***** Provided data
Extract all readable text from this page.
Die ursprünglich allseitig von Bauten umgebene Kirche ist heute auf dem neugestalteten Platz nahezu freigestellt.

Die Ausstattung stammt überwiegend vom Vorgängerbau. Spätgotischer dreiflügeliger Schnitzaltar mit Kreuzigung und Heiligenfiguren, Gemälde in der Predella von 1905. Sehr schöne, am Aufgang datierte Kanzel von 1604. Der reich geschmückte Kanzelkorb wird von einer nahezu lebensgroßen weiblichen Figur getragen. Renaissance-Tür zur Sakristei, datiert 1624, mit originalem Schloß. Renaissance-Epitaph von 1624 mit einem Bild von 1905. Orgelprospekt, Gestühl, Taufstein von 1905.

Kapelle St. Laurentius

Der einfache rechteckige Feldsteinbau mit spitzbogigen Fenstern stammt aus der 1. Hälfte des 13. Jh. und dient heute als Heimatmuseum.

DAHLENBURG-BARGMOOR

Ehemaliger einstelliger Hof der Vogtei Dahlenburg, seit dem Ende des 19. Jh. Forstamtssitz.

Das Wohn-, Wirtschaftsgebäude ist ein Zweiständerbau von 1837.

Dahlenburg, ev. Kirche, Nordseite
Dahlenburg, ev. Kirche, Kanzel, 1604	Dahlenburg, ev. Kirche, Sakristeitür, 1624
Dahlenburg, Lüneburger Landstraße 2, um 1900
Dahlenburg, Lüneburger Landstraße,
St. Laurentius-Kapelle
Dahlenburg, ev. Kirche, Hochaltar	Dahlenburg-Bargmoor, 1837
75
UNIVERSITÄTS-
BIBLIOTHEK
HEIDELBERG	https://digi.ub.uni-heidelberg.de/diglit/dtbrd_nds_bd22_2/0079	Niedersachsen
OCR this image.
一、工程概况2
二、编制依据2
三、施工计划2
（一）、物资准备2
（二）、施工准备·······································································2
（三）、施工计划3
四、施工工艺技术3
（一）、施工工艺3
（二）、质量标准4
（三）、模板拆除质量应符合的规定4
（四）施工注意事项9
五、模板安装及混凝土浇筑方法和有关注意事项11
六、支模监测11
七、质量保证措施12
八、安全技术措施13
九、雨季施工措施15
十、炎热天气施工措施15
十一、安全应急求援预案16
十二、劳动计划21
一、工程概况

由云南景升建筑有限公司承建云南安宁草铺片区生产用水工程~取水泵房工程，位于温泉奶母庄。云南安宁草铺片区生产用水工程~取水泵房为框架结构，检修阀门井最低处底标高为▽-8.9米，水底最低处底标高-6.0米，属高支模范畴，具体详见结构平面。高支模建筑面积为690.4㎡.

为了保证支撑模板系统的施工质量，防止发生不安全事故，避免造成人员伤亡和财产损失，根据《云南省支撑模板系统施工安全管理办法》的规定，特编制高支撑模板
**********
(Instructions for the task): Transcribe the material above in its entirety. Match it exactly.

(Answer in full):
Extract all readable text from this page.
Die ursprünglich allseitig von Bauten umgebene Kirche ist heute auf dem neugestalteten Platz nahezu freigestellt.

Die Ausstattung stammt überwiegend vom Vorgängerbau. Spätgotischer dreiflügeliger Schnitzaltar mit Kreuzigung und Heiligenfiguren, Gemälde in der Predella von 1905. Sehr schöne, am Aufgang datierte Kanzel von 1604. Der reich geschmückte Kanzelkorb wird von einer nahezu lebensgroßen weiblichen Figur getragen. Renaissance-Tür zur Sakristei, datiert 1624, mit originalem Schloß. Renaissance-Epitaph von 1624 mit einem Bild von 1905. Orgelprospekt, Gestühl, Taufstein von 1905.

Kapelle St. Laurentius

Der einfache rechteckige Feldsteinbau mit spitzbogigen Fenstern stammt aus der 1. Hälfte des 13. Jh. und dient heute als Heimatmuseum.

DAHLENBURG-BARGMOOR

Ehemaliger einstelliger Hof der Vogtei Dahlenburg, seit dem Ende des 19. Jh. Forstamtssitz.

Das Wohn-, Wirtschaftsgebäude ist ein Zweiständerbau von 1837.

Dahlenburg, ev. Kirche, Nordseite
Dahlenburg, ev. Kirche, Kanzel, 1604	Dahlenburg, ev. Kirche, Sakristeitür, 1624
Dahlenburg, Lüneburger Landstraße 2, um 1900
Dahlenburg, Lüneburger Landstraße,
St. Laurentius-Kapelle
Dahlenburg, ev. Kirche, Hochaltar	Dahlenburg-Bargmoor, 1837
75
UNIVERSITÄTS-
BIBLIOTHEK
HEIDELBERG	https://digi.ub.uni-heidelberg.de/diglit/dtbrd_nds_bd22_2/0079	Niedersachsen
OCR this image.
一、工程概况2
二、编制依据2
三、施工计划2
（一）、物资准备2
（二）、施工准备·······································································2
（三）、施工计划3
四、施工工艺技术3
（一）、施工工艺3
（二）、质量标准4
（三）、模板拆除质量应符合的规定4
（四）施工注意事项9
五、模板安装及混凝土浇筑方法和有关注意事项11
六、支模监测11
七、质量保证措施12
八、安全技术措施13
九、雨季施工措施15
十、炎热天气施工措施15
十一、安全应急求援预案16
十二、劳动计划21
一、工程概况

由云南景升建筑有限公司承建云南安宁草铺片区生产用水工程~取水泵房工程，位于温泉奶母庄。云南安宁草铺片区生产用水工程~取水泵房为框架结构，检修阀门井最低处底标高为▽-8.9米，水底最低处底标高-6.0米，属高支模范畴，具体详见结构平面。高支模建筑面积为690.4㎡.

为了保证支撑模板系统的施工质量，防止发生不安全事故，避免造成人员伤亡和财产损失，根据《云南省支撑模板系统施工安全管理办法》的规定，特编制高支撑模板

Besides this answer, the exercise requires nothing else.